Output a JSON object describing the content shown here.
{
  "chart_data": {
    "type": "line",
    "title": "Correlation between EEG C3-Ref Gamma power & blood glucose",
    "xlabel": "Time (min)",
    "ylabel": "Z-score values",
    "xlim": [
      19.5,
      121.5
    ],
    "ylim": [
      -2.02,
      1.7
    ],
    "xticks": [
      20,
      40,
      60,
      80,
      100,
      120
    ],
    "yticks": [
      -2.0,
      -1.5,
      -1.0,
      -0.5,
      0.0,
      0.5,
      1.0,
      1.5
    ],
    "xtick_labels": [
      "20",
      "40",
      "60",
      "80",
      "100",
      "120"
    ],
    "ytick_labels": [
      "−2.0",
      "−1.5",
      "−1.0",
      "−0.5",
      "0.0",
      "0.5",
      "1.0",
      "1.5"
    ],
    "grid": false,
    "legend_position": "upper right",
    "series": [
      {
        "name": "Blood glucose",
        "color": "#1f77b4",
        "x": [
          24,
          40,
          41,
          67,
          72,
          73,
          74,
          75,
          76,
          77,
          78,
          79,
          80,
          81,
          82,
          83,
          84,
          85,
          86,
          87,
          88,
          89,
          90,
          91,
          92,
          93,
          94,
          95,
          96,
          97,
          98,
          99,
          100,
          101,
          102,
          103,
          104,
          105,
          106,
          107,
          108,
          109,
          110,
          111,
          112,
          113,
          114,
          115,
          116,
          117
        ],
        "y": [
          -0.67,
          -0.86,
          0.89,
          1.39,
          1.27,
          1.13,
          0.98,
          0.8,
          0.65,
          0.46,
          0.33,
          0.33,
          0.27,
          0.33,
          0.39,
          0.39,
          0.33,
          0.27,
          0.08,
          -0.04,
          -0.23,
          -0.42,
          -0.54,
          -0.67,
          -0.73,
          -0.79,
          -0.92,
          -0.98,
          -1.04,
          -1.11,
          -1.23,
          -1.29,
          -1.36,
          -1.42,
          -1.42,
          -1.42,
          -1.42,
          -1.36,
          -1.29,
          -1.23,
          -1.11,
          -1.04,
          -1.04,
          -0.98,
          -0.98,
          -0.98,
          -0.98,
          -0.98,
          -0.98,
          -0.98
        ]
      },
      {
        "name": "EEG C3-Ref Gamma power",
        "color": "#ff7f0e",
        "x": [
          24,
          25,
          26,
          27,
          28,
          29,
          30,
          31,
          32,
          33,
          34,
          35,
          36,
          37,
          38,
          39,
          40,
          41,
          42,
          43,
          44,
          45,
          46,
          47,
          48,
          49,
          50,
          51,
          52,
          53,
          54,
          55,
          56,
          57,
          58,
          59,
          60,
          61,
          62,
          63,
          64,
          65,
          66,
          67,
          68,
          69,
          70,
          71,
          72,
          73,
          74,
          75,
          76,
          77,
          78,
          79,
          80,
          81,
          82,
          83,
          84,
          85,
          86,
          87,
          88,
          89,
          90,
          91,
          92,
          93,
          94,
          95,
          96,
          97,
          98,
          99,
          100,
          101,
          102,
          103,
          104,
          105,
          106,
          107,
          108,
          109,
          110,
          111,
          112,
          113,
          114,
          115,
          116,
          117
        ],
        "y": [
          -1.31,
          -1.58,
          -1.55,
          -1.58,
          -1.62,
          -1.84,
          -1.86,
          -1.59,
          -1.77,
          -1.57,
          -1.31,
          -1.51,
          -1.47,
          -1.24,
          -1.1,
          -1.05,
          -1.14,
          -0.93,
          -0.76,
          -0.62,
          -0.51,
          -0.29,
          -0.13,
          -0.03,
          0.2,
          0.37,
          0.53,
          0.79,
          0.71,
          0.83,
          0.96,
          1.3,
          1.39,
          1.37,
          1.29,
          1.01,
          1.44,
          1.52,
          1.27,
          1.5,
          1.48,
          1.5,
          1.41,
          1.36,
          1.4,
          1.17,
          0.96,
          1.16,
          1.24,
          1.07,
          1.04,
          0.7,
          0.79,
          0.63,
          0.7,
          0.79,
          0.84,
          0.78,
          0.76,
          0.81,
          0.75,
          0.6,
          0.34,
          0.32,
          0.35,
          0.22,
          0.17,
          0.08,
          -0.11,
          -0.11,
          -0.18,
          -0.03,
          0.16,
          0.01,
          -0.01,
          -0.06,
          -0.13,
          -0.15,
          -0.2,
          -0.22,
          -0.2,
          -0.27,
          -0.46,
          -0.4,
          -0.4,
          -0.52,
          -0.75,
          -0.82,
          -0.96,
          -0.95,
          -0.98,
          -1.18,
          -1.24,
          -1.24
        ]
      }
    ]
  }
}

◇ ◇ ◇ ◇

• _EXERCISE AIM_: Return the entries above exactly, each one complete.

• _TASK ANSWER_:
Output a JSON object describing the content shown here.
{
  "chart_data": {
    "type": "line",
    "title": "Correlation between EEG C3-Ref Gamma power & blood glucose",
    "xlabel": "Time (min)",
    "ylabel": "Z-score values",
    "xlim": [
      19.5,
      121.5
    ],
    "ylim": [
      -2.02,
      1.7
    ],
    "xticks": [
      20,
      40,
      60,
      80,
      100,
      120
    ],
    "yticks": [
      -2.0,
      -1.5,
      -1.0,
      -0.5,
      0.0,
      0.5,
      1.0,
      1.5
    ],
    "xtick_labels": [
      "20",
      "40",
      "60",
      "80",
      "100",
      "120"
    ],
    "ytick_labels": [
      "−2.0",
      "−1.5",
      "−1.0",
      "−0.5",
      "0.0",
      "0.5",
      "1.0",
      "1.5"
    ],
    "grid": false,
    "legend_position": "upper right",
    "series": [
      {
        "name": "Blood glucose",
        "color": "#1f77b4",
        "x": [
          24,
          40,
          41,
          67,
          72,
          73,
          74,
          75,
          76,
          77,
          78,
          79,
          80,
          81,
          82,
          83,
          84,
          85,
          86,
          87,
          88,
          89,
          90,
          91,
          92,
          93,
          94,
          95,
          96,
          97,
          98,
          99,
          100,
          101,
          102,
          103,
          104,
          105,
          106,
          107,
          108,
          109,
          110,
          111,
          112,
          113,
          114,
          115,
          116,
          117
        ],
        "y": [
          -0.67,
          -0.86,
          0.89,
          1.39,
          1.27,
          1.13,
          0.98,
          0.8,
          0.65,
          0.46,
          0.33,
          0.33,
          0.27,
          0.33,
          0.39,
          0.39,
          0.33,
          0.27,
          0.08,
          -0.04,
          -0.23,
          -0.42,
          -0.54,
          -0.67,
          -0.73,
          -0.79,
          -0.92,
          -0.98,
          -1.04,
          -1.11,
          -1.23,
          -1.29,
          -1.36,
          -1.42,
          -1.42,
          -1.42,
          -1.42,
          -1.36,
          -1.29,
          -1.23,
          -1.11,
          -1.04,
          -1.04,
          -0.98,
          -0.98,
          -0.98,
          -0.98,
          -0.98,
          -0.98,
          -0.98
        ]
      },
      {
        "name": "EEG C3-Ref Gamma power",
        "color": "#ff7f0e",
        "x": [
          24,
          25,
          26,
          27,
          28,
          29,
          30,
          31,
          32,
          33,
          34,
          35,
          36,
          37,
          38,
          39,
          40,
          41,
          42,
          43,
          44,
          45,
          46,
          47,
          48,
          49,
          50,
          51,
          52,
          53,
          54,
          55,
          56,
          57,
          58,
          59,
          60,
          61,
          62,
          63,
          64,
          65,
          66,
          67,
          68,
          69,
          70,
          71,
          72,
          73,
          74,
          75,
          76,
          77,
          78,
          79,
          80,
          81,
          82,
          83,
          84,
          85,
          86,
          87,
          88,
          89,
          90,
          91,
          92,
          93,
          94,
          95,
          96,
          97,
          98,
          99,
          100,
          101,
          102,
          103,
          104,
          105,
          106,
          107,
          108,
          109,
          110,
          111,
          112,
          113,
          114,
          115,
          116,
          117
        ],
        "y": [
          -1.31,
          -1.58,
          -1.55,
          -1.58,
          -1.62,
          -1.84,
          -1.86,
          -1.59,
          -1.77,
          -1.57,
          -1.31,
          -1.51,
          -1.47,
          -1.24,
          -1.1,
          -1.05,
          -1.14,
          -0.93,
          -0.76,
          -0.62,
          -0.51,
          -0.29,
          -0.13,
          -0.03,
          0.2,
          0.37,
          0.53,
          0.79,
          0.71,
          0.83,
          0.96,
          1.3,
          1.39,
          1.37,
          1.29,
          1.01,
          1.44,
          1.52,
          1.27,
          1.5,
          1.48,
          1.5,
          1.41,
          1.36,
          1.4,
          1.17,
          0.96,
          1.16,
          1.24,
          1.07,
          1.04,
          0.7,
          0.79,
          0.63,
          0.7,
          0.79,
          0.84,
          0.78,
          0.76,
          0.81,
          0.75,
          0.6,
          0.34,
          0.32,
          0.35,
          0.22,
          0.17,
          0.08,
          -0.11,
          -0.11,
          -0.18,
          -0.03,
          0.16,
          0.01,
          -0.01,
          -0.06,
          -0.13,
          -0.15,
          -0.2,
          -0.22,
          -0.2,
          -0.27,
          -0.46,
          -0.4,
          -0.4,
          -0.52,
          -0.75,
          -0.82,
          -0.96,
          -0.95,
          -0.98,
          -1.18,
          -1.24,
          -1.24
        ]
      }
    ]
  }
}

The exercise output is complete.